-- start of EXERCISE MATERIAL --

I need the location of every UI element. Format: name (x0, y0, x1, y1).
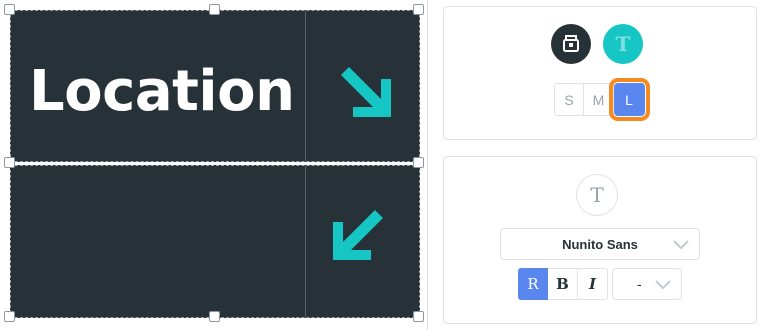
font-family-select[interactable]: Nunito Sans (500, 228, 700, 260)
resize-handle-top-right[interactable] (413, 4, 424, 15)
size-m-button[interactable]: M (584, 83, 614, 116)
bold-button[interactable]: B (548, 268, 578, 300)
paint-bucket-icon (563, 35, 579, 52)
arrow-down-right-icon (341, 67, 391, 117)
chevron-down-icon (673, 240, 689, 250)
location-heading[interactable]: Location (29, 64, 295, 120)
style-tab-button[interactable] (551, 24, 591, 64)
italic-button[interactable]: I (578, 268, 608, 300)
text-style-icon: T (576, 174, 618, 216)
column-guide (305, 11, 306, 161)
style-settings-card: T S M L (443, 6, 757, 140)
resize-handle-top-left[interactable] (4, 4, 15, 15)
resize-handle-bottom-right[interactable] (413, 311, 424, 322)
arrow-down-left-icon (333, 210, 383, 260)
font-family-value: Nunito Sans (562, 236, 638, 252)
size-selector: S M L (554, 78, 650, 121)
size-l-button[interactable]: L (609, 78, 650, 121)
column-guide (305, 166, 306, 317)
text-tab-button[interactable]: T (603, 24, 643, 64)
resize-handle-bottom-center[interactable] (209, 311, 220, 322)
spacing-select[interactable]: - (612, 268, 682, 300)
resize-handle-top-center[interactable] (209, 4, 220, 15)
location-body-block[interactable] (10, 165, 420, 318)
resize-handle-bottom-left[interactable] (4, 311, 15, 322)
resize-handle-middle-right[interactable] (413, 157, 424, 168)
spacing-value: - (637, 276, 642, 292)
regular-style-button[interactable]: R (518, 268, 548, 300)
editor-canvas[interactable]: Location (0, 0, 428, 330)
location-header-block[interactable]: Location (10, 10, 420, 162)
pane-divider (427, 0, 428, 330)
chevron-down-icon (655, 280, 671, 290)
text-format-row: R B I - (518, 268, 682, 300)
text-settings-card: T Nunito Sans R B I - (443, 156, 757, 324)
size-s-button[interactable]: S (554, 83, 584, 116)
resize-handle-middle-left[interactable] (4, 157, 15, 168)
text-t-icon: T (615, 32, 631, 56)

-- end of EXERCISE MATERIAL --
-- start of EXERCISE MATERIAL --

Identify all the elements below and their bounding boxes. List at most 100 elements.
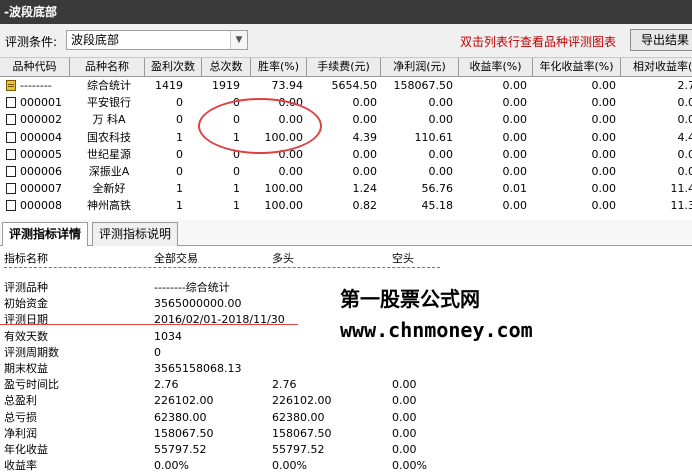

-- end of EXERCISE MATERIAL --

EXERCISE AIM:
Convert the lines into a Markdown table with the columns No. and Line, starting with the line with "I need the location" and going on through the line with "column-guide (305, 11, 306, 161)", and leave out blank lines. Omit the pictures from the table.

EXERCISE ANSWER:
| No. | Line |
|---|---|
| 1 | I need the location of every UI element. Format: name (x0, y0, x1, y1). |
| 2 | font-family-select[interactable]: Nunito Sans (500, 228, 700, 260) |
| 3 | resize-handle-top-right[interactable] (413, 4, 424, 15) |
| 4 | size-m-button[interactable]: M (584, 83, 614, 116) |
| 5 | bold-button[interactable]: B (548, 268, 578, 300) |
| 6 | paint-bucket-icon (563, 35, 579, 52) |
| 7 | arrow-down-right-icon (341, 67, 391, 117) |
| 8 | chevron-down-icon (673, 240, 689, 250) |
| 9 | location-heading[interactable]: Location (29, 64, 295, 120) |
| 10 | style-tab-button[interactable] (551, 24, 591, 64) |
| 11 | italic-button[interactable]: I (578, 268, 608, 300) |
| 12 | text-style-icon: T (576, 174, 618, 216) |
| 13 | column-guide (305, 11, 306, 161) |